— What to do —
Repeat all the material exactly; pictures stay out of your copy.

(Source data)
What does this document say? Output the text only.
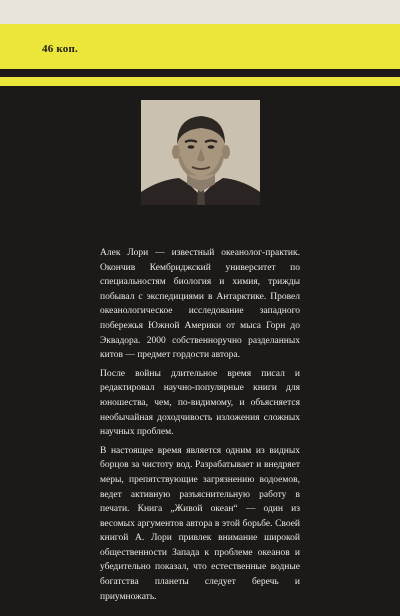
46 коп.

Алек Лори — известный океанолог-практик. Окончив Кембриджский университет по специальностям биология и химия, трижды побывал с экспедициями в Антарктике. Провел океанологическое исследование западного побережья Южной Америки от мыса Горн до Эквадора. 2000 собственноручно разделанных китов — предмет гордости автора.

После войны длительное время писал и редактировал научно-популярные книги для юношества, чем, по-видимому, и объясняется необычайная доходчивость изложения сложных научных проблем.

В настоящее время является одним из видных борцов за чистоту вод. Разрабатывает и внедряет меры, препятствующие загрязнению водоемов, ведет активную разъяснительную работу в печати. Книга „Живой океан“ — один из весомых аргументов автора в этой борьбе. Своей книгой А. Лори привлек внимание широкой общественности Запада к проблеме океанов и убедительно показал, что естественные водные богатства планеты следует беречь и приумножать.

— Task answer —
What does this document say? Output the text only.
46 коп.

Алек Лори — известный океанолог-практик. Окончив Кембриджский университет по специальностям биология и химия, трижды побывал с экспедициями в Антарктике. Провел океанологическое исследование западного побережья Южной Америки от мыса Горн до Эквадора. 2000 собственноручно разделанных китов — предмет гордости автора.

После войны длительное время писал и редактировал научно-популярные книги для юношества, чем, по-видимому, и объясняется необычайная доходчивость изложения сложных научных проблем.

В настоящее время является одним из видных борцов за чистоту вод. Разрабатывает и внедряет меры, препятствующие загрязнению водоемов, ведет активную разъяснительную работу в печати. Книга „Живой океан“ — один из весомых аргументов автора в этой борьбе. Своей книгой А. Лори привлек внимание широкой общественности Запада к проблеме океанов и убедительно показал, что естественные водные богатства планеты следует беречь и приумножать.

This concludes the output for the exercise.